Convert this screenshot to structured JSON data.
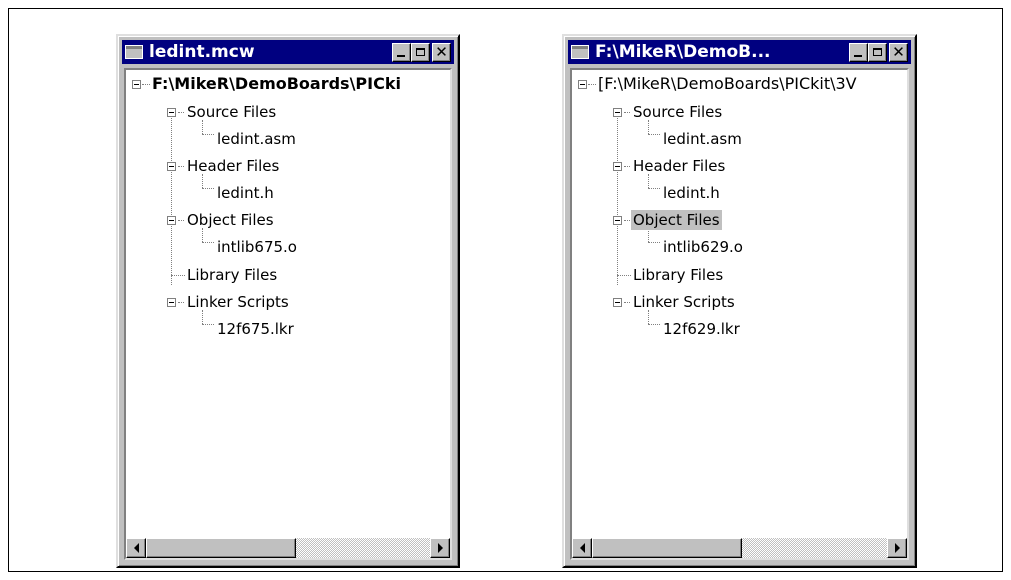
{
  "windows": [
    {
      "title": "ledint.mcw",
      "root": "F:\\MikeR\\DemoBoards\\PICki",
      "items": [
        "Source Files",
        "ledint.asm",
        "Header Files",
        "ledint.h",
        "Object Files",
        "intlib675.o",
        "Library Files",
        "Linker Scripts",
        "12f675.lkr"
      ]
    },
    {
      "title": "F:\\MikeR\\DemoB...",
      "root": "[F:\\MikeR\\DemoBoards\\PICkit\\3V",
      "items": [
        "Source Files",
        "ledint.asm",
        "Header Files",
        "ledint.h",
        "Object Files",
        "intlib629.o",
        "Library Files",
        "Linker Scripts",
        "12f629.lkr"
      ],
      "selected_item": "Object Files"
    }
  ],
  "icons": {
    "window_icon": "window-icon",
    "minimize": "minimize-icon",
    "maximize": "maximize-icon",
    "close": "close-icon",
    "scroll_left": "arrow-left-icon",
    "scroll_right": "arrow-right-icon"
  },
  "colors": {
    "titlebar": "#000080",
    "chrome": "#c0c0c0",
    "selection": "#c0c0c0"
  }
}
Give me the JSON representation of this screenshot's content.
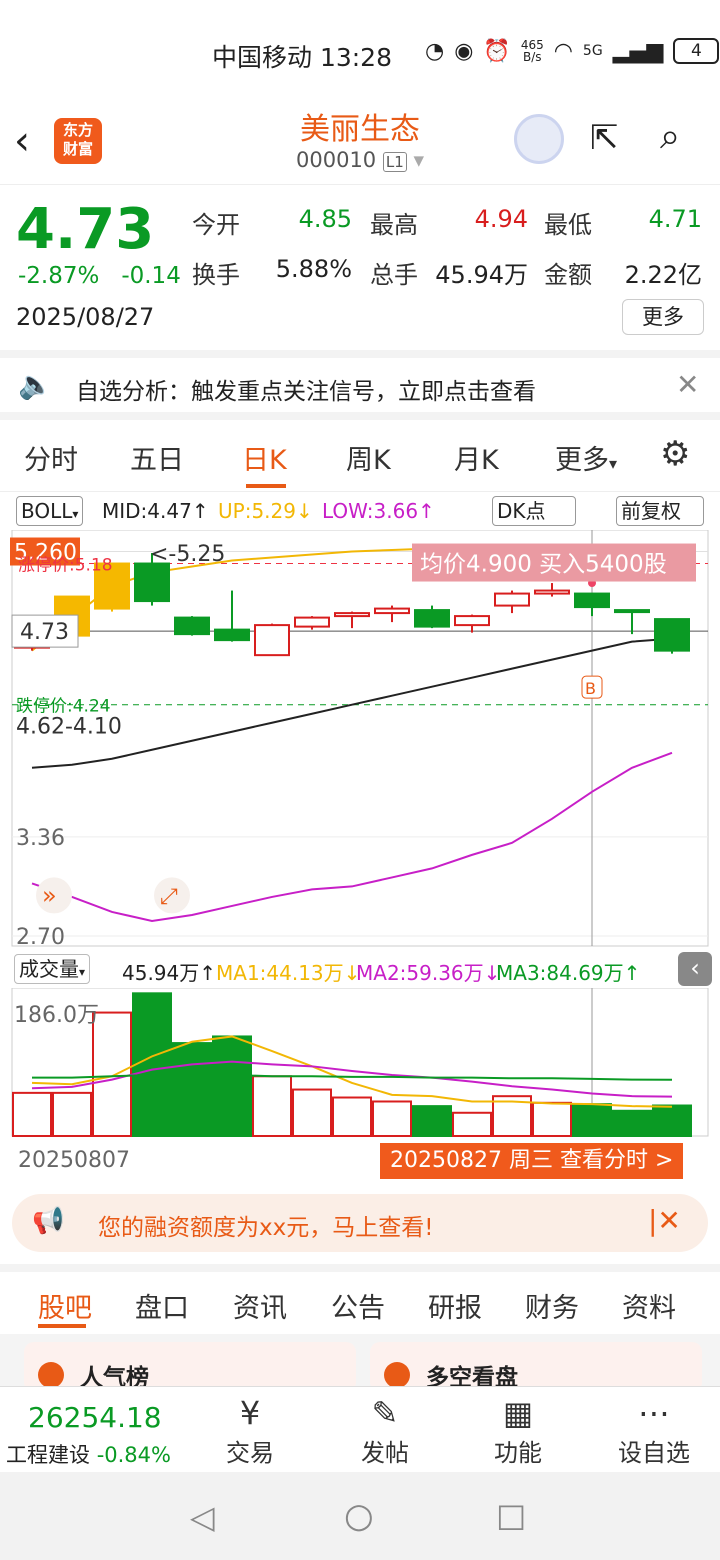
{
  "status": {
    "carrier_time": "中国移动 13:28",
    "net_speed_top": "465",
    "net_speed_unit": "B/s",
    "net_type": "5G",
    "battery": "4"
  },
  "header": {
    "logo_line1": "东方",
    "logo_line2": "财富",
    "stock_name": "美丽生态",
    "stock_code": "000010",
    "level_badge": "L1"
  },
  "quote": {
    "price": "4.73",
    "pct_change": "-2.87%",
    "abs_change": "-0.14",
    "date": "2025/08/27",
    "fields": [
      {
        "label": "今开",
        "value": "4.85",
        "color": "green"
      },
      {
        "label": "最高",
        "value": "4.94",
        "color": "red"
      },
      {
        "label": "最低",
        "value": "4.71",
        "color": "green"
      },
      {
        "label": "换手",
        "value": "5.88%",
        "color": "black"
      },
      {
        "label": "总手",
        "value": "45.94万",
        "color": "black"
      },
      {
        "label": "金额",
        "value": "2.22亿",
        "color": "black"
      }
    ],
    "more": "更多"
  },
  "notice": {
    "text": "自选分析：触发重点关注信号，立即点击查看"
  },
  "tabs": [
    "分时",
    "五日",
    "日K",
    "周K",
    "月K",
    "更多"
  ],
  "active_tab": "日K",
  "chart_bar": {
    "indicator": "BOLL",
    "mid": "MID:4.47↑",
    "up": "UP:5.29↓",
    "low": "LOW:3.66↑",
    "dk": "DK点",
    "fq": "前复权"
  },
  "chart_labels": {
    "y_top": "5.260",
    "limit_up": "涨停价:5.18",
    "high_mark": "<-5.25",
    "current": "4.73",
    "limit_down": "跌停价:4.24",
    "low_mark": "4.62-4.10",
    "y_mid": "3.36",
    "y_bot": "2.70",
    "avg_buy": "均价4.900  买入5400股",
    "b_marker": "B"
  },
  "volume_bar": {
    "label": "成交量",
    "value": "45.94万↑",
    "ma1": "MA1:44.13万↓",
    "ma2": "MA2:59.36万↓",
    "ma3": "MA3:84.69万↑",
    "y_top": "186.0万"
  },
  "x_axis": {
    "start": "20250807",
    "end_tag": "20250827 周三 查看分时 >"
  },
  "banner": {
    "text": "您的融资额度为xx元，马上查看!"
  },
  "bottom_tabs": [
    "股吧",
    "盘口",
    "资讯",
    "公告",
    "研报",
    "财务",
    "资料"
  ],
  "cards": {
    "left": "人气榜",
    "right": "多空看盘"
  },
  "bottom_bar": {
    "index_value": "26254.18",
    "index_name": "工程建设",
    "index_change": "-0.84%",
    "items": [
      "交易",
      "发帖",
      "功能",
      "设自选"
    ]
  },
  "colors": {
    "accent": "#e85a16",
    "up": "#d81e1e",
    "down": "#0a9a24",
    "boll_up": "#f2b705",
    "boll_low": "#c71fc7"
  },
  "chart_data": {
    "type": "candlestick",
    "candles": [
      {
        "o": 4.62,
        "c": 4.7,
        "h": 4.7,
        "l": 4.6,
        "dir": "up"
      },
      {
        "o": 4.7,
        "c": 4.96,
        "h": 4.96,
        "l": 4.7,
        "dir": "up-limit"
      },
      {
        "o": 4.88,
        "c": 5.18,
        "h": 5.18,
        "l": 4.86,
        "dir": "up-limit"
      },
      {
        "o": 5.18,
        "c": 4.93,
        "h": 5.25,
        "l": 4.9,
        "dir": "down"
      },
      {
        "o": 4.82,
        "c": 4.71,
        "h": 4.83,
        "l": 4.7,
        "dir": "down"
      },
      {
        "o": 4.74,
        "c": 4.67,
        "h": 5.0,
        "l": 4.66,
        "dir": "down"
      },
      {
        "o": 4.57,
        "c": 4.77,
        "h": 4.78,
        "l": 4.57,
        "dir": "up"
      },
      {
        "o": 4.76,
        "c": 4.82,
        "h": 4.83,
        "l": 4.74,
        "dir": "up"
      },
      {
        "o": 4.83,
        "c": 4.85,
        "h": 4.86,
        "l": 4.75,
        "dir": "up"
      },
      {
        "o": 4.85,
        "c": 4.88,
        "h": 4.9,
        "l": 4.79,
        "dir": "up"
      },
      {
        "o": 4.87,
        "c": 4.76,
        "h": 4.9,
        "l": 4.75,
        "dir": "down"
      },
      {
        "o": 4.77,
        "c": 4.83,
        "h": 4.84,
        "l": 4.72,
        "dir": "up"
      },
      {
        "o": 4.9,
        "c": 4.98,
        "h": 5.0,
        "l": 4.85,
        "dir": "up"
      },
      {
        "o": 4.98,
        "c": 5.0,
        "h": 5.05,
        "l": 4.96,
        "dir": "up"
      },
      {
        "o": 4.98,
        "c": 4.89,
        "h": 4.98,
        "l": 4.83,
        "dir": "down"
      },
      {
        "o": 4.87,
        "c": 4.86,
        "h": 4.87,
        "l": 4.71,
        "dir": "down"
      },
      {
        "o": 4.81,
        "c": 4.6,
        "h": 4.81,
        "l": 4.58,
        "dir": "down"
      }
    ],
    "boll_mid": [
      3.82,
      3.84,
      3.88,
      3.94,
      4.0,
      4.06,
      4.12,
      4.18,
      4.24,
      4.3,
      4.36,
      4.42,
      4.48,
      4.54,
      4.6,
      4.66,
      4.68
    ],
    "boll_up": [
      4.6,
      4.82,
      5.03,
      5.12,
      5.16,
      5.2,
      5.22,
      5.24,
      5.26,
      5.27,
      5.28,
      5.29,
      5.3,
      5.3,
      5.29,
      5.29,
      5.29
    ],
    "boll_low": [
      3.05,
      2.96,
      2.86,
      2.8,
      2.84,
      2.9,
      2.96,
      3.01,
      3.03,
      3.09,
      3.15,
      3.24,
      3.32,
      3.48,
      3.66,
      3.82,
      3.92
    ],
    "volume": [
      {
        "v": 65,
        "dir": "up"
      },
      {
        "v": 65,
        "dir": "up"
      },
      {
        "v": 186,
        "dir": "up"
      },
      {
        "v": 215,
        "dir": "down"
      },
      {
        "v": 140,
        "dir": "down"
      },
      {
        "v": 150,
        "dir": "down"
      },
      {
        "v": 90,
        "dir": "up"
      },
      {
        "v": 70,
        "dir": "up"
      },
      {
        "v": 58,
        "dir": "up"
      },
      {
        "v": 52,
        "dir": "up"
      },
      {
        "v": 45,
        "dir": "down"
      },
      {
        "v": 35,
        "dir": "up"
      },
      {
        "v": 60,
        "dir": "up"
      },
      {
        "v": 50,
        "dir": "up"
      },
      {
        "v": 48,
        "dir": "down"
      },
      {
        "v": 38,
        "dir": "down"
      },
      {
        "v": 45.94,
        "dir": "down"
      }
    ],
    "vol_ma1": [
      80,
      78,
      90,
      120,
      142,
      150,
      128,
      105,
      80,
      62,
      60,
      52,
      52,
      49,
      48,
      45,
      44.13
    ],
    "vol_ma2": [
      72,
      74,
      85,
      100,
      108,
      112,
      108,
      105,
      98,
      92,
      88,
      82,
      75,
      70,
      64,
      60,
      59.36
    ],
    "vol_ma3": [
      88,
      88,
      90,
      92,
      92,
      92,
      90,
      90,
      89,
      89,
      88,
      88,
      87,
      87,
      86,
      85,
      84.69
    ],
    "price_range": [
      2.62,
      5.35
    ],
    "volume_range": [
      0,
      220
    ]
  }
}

--

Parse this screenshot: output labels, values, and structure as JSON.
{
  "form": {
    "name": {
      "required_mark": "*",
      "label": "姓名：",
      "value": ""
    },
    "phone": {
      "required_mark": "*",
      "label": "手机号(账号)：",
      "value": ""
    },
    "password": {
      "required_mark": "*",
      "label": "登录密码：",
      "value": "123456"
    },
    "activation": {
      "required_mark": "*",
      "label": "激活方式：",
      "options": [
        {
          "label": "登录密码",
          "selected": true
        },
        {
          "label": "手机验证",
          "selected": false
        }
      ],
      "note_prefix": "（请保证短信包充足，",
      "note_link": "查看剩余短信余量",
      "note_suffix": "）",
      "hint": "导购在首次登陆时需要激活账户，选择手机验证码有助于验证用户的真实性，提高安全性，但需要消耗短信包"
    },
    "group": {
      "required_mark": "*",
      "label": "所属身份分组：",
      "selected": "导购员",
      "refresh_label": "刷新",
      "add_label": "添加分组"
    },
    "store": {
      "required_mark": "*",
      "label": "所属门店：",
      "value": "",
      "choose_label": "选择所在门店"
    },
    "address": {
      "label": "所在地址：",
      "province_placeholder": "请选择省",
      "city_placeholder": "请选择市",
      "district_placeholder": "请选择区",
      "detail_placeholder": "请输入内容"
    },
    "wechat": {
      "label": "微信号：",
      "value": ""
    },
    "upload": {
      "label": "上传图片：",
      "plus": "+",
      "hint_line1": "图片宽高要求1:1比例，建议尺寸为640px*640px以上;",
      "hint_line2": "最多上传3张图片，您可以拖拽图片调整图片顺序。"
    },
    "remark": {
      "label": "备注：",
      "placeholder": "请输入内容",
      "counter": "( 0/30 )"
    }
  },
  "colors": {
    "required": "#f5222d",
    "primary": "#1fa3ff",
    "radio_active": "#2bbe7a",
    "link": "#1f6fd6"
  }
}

==

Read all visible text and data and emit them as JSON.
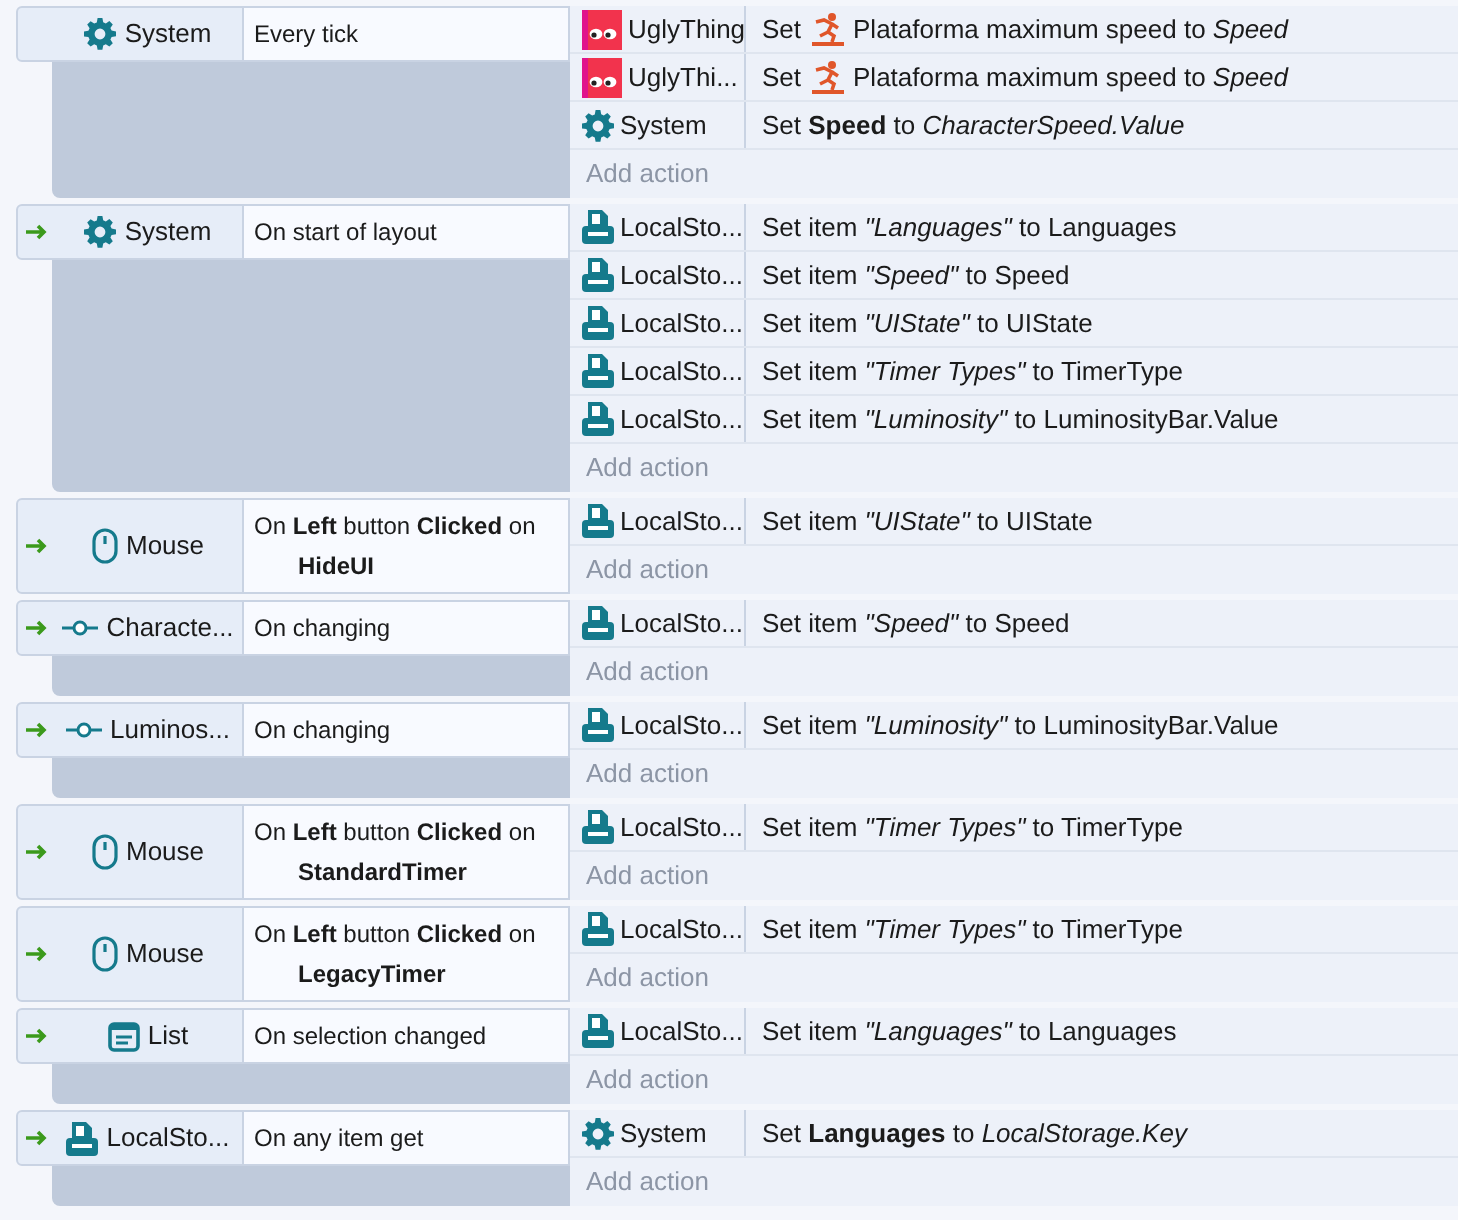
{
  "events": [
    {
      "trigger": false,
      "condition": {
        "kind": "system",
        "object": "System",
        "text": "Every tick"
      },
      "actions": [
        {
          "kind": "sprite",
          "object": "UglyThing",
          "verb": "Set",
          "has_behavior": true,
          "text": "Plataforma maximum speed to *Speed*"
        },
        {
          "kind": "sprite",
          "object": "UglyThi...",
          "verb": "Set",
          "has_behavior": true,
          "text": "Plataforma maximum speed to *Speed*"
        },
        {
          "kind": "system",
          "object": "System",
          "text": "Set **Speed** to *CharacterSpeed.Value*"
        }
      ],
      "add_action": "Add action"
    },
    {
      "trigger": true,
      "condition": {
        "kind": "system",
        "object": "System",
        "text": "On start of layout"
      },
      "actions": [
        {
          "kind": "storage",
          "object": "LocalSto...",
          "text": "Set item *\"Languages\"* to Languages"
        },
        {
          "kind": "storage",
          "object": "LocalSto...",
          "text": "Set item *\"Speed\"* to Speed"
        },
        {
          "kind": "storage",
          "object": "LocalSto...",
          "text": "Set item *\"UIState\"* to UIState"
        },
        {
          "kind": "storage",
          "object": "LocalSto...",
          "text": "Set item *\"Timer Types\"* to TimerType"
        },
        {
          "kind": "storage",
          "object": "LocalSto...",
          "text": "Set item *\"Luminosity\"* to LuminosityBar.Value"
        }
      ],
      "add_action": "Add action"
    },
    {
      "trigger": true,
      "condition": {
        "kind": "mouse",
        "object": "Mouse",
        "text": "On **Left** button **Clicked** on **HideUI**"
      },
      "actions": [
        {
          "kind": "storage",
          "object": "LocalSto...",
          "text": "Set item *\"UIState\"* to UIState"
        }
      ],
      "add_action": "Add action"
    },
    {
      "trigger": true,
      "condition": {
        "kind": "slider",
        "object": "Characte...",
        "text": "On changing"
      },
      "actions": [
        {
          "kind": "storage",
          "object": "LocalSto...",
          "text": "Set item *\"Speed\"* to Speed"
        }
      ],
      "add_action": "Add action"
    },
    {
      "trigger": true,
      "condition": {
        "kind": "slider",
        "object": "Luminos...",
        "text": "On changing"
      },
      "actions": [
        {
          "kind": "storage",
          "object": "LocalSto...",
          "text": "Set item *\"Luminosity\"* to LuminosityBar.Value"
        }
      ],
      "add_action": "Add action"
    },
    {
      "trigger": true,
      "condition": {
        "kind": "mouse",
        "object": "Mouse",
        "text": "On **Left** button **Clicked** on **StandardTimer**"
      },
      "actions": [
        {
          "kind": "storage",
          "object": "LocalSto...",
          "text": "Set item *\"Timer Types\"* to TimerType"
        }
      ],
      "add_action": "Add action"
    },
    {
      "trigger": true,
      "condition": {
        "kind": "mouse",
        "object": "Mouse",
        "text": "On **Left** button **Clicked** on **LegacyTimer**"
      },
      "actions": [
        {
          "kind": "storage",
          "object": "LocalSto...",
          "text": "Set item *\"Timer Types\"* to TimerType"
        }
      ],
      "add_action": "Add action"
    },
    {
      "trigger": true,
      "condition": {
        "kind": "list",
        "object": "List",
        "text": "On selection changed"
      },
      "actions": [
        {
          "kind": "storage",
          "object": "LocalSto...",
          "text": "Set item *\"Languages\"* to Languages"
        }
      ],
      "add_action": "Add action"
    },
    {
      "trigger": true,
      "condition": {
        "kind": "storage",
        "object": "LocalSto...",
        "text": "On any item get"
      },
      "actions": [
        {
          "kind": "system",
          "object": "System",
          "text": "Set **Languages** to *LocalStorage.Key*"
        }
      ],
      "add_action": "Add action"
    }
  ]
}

» EXERCISE: Read the entries and show each line that mentions "selection".

» OUTPUT OF THE TASK:
    "selection": "#c0c0c0"
        "text": "On selection changed"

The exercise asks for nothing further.